Entries shown →
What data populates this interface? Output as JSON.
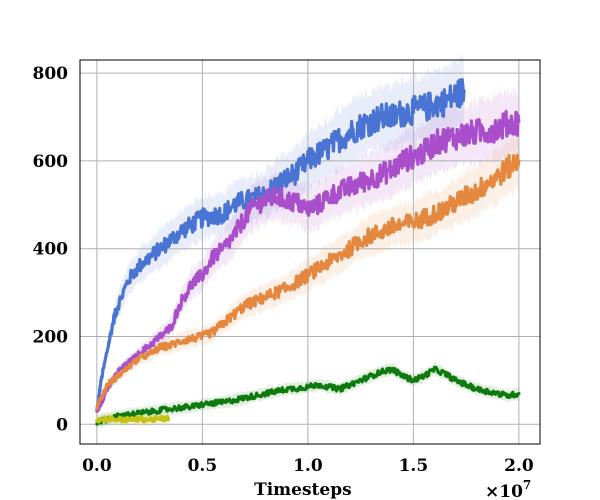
{
  "chart_data": {
    "type": "line",
    "title": "",
    "xlabel": "Timesteps",
    "ylabel": "",
    "x_multiplier_label": "×10",
    "x_multiplier_exponent": "7",
    "xlim": [
      -0.08,
      2.1
    ],
    "ylim": [
      -45,
      830
    ],
    "x_ticks": [
      0.0,
      0.5,
      1.0,
      1.5,
      2.0
    ],
    "x_tick_labels": [
      "0.0",
      "0.5",
      "1.0",
      "1.5",
      "2.0"
    ],
    "y_ticks": [
      0,
      200,
      400,
      600,
      800
    ],
    "y_tick_labels": [
      "0",
      "200",
      "400",
      "600",
      "800"
    ],
    "grid": true,
    "series": [
      {
        "color": "#4a74d4",
        "x": [
          0.0,
          0.02,
          0.05,
          0.08,
          0.1,
          0.15,
          0.2,
          0.25,
          0.3,
          0.35,
          0.4,
          0.45,
          0.5,
          0.55,
          0.6,
          0.65,
          0.7,
          0.75,
          0.8,
          0.85,
          0.9,
          0.95,
          1.0,
          1.05,
          1.1,
          1.15,
          1.2,
          1.25,
          1.3,
          1.35,
          1.4,
          1.45,
          1.5,
          1.55,
          1.6,
          1.65,
          1.7,
          1.74
        ],
        "y": [
          30,
          100,
          170,
          240,
          270,
          330,
          360,
          380,
          400,
          420,
          440,
          455,
          470,
          475,
          480,
          500,
          510,
          515,
          525,
          545,
          560,
          575,
          600,
          615,
          630,
          650,
          665,
          680,
          690,
          700,
          700,
          710,
          715,
          720,
          730,
          735,
          750,
          760
        ]
      },
      {
        "color": "#aa4fcc",
        "x": [
          0.0,
          0.05,
          0.1,
          0.15,
          0.2,
          0.25,
          0.3,
          0.35,
          0.4,
          0.45,
          0.5,
          0.55,
          0.6,
          0.65,
          0.7,
          0.75,
          0.8,
          0.85,
          0.9,
          0.95,
          1.0,
          1.05,
          1.1,
          1.15,
          1.2,
          1.25,
          1.3,
          1.35,
          1.4,
          1.45,
          1.5,
          1.55,
          1.6,
          1.65,
          1.7,
          1.75,
          1.8,
          1.85,
          1.9,
          1.95,
          2.0
        ],
        "y": [
          30,
          80,
          120,
          140,
          160,
          180,
          200,
          220,
          280,
          320,
          340,
          380,
          400,
          430,
          470,
          500,
          510,
          520,
          510,
          505,
          490,
          500,
          520,
          530,
          540,
          550,
          560,
          570,
          580,
          600,
          610,
          620,
          640,
          650,
          655,
          660,
          665,
          670,
          675,
          685,
          690
        ]
      },
      {
        "color": "#e5883f",
        "x": [
          0.0,
          0.05,
          0.1,
          0.15,
          0.2,
          0.25,
          0.3,
          0.35,
          0.4,
          0.45,
          0.5,
          0.55,
          0.6,
          0.65,
          0.7,
          0.75,
          0.8,
          0.85,
          0.9,
          0.95,
          1.0,
          1.05,
          1.1,
          1.15,
          1.2,
          1.25,
          1.3,
          1.35,
          1.4,
          1.45,
          1.5,
          1.55,
          1.6,
          1.65,
          1.7,
          1.75,
          1.8,
          1.85,
          1.9,
          1.95,
          2.0
        ],
        "y": [
          40,
          90,
          110,
          130,
          150,
          160,
          175,
          180,
          190,
          195,
          200,
          210,
          230,
          250,
          270,
          280,
          290,
          300,
          310,
          325,
          340,
          355,
          370,
          385,
          400,
          420,
          430,
          440,
          450,
          455,
          460,
          470,
          480,
          490,
          505,
          520,
          530,
          550,
          565,
          585,
          600
        ]
      },
      {
        "color": "#0c7a0c",
        "x": [
          0.0,
          0.05,
          0.1,
          0.15,
          0.2,
          0.25,
          0.3,
          0.35,
          0.4,
          0.45,
          0.5,
          0.55,
          0.6,
          0.65,
          0.7,
          0.75,
          0.8,
          0.85,
          0.9,
          0.95,
          1.0,
          1.05,
          1.1,
          1.15,
          1.2,
          1.25,
          1.3,
          1.35,
          1.4,
          1.45,
          1.5,
          1.55,
          1.6,
          1.65,
          1.7,
          1.75,
          1.8,
          1.85,
          1.9,
          1.95,
          2.0
        ],
        "y": [
          5,
          12,
          18,
          22,
          25,
          28,
          32,
          35,
          38,
          40,
          45,
          48,
          50,
          55,
          60,
          65,
          70,
          75,
          80,
          82,
          85,
          90,
          85,
          80,
          90,
          100,
          110,
          120,
          125,
          110,
          100,
          110,
          125,
          115,
          100,
          90,
          80,
          75,
          70,
          65,
          70
        ]
      },
      {
        "color": "#c5c316",
        "x": [
          0.0,
          0.05,
          0.1,
          0.15,
          0.2,
          0.25,
          0.3,
          0.34
        ],
        "y": [
          10,
          12,
          11,
          10,
          12,
          11,
          12,
          13
        ]
      }
    ]
  }
}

Your objective →
Restate the full listing verbatim and drop every picture.

Solved exercise →
What data populates this interface? Output as JSON.
{
  "chart_data": {
    "type": "line",
    "title": "",
    "xlabel": "Timesteps",
    "ylabel": "",
    "x_multiplier_label": "×10",
    "x_multiplier_exponent": "7",
    "xlim": [
      -0.08,
      2.1
    ],
    "ylim": [
      -45,
      830
    ],
    "x_ticks": [
      0.0,
      0.5,
      1.0,
      1.5,
      2.0
    ],
    "x_tick_labels": [
      "0.0",
      "0.5",
      "1.0",
      "1.5",
      "2.0"
    ],
    "y_ticks": [
      0,
      200,
      400,
      600,
      800
    ],
    "y_tick_labels": [
      "0",
      "200",
      "400",
      "600",
      "800"
    ],
    "grid": true,
    "series": [
      {
        "color": "#4a74d4",
        "x": [
          0.0,
          0.02,
          0.05,
          0.08,
          0.1,
          0.15,
          0.2,
          0.25,
          0.3,
          0.35,
          0.4,
          0.45,
          0.5,
          0.55,
          0.6,
          0.65,
          0.7,
          0.75,
          0.8,
          0.85,
          0.9,
          0.95,
          1.0,
          1.05,
          1.1,
          1.15,
          1.2,
          1.25,
          1.3,
          1.35,
          1.4,
          1.45,
          1.5,
          1.55,
          1.6,
          1.65,
          1.7,
          1.74
        ],
        "y": [
          30,
          100,
          170,
          240,
          270,
          330,
          360,
          380,
          400,
          420,
          440,
          455,
          470,
          475,
          480,
          500,
          510,
          515,
          525,
          545,
          560,
          575,
          600,
          615,
          630,
          650,
          665,
          680,
          690,
          700,
          700,
          710,
          715,
          720,
          730,
          735,
          750,
          760
        ]
      },
      {
        "color": "#aa4fcc",
        "x": [
          0.0,
          0.05,
          0.1,
          0.15,
          0.2,
          0.25,
          0.3,
          0.35,
          0.4,
          0.45,
          0.5,
          0.55,
          0.6,
          0.65,
          0.7,
          0.75,
          0.8,
          0.85,
          0.9,
          0.95,
          1.0,
          1.05,
          1.1,
          1.15,
          1.2,
          1.25,
          1.3,
          1.35,
          1.4,
          1.45,
          1.5,
          1.55,
          1.6,
          1.65,
          1.7,
          1.75,
          1.8,
          1.85,
          1.9,
          1.95,
          2.0
        ],
        "y": [
          30,
          80,
          120,
          140,
          160,
          180,
          200,
          220,
          280,
          320,
          340,
          380,
          400,
          430,
          470,
          500,
          510,
          520,
          510,
          505,
          490,
          500,
          520,
          530,
          540,
          550,
          560,
          570,
          580,
          600,
          610,
          620,
          640,
          650,
          655,
          660,
          665,
          670,
          675,
          685,
          690
        ]
      },
      {
        "color": "#e5883f",
        "x": [
          0.0,
          0.05,
          0.1,
          0.15,
          0.2,
          0.25,
          0.3,
          0.35,
          0.4,
          0.45,
          0.5,
          0.55,
          0.6,
          0.65,
          0.7,
          0.75,
          0.8,
          0.85,
          0.9,
          0.95,
          1.0,
          1.05,
          1.1,
          1.15,
          1.2,
          1.25,
          1.3,
          1.35,
          1.4,
          1.45,
          1.5,
          1.55,
          1.6,
          1.65,
          1.7,
          1.75,
          1.8,
          1.85,
          1.9,
          1.95,
          2.0
        ],
        "y": [
          40,
          90,
          110,
          130,
          150,
          160,
          175,
          180,
          190,
          195,
          200,
          210,
          230,
          250,
          270,
          280,
          290,
          300,
          310,
          325,
          340,
          355,
          370,
          385,
          400,
          420,
          430,
          440,
          450,
          455,
          460,
          470,
          480,
          490,
          505,
          520,
          530,
          550,
          565,
          585,
          600
        ]
      },
      {
        "color": "#0c7a0c",
        "x": [
          0.0,
          0.05,
          0.1,
          0.15,
          0.2,
          0.25,
          0.3,
          0.35,
          0.4,
          0.45,
          0.5,
          0.55,
          0.6,
          0.65,
          0.7,
          0.75,
          0.8,
          0.85,
          0.9,
          0.95,
          1.0,
          1.05,
          1.1,
          1.15,
          1.2,
          1.25,
          1.3,
          1.35,
          1.4,
          1.45,
          1.5,
          1.55,
          1.6,
          1.65,
          1.7,
          1.75,
          1.8,
          1.85,
          1.9,
          1.95,
          2.0
        ],
        "y": [
          5,
          12,
          18,
          22,
          25,
          28,
          32,
          35,
          38,
          40,
          45,
          48,
          50,
          55,
          60,
          65,
          70,
          75,
          80,
          82,
          85,
          90,
          85,
          80,
          90,
          100,
          110,
          120,
          125,
          110,
          100,
          110,
          125,
          115,
          100,
          90,
          80,
          75,
          70,
          65,
          70
        ]
      },
      {
        "color": "#c5c316",
        "x": [
          0.0,
          0.05,
          0.1,
          0.15,
          0.2,
          0.25,
          0.3,
          0.34
        ],
        "y": [
          10,
          12,
          11,
          10,
          12,
          11,
          12,
          13
        ]
      }
    ]
  }
}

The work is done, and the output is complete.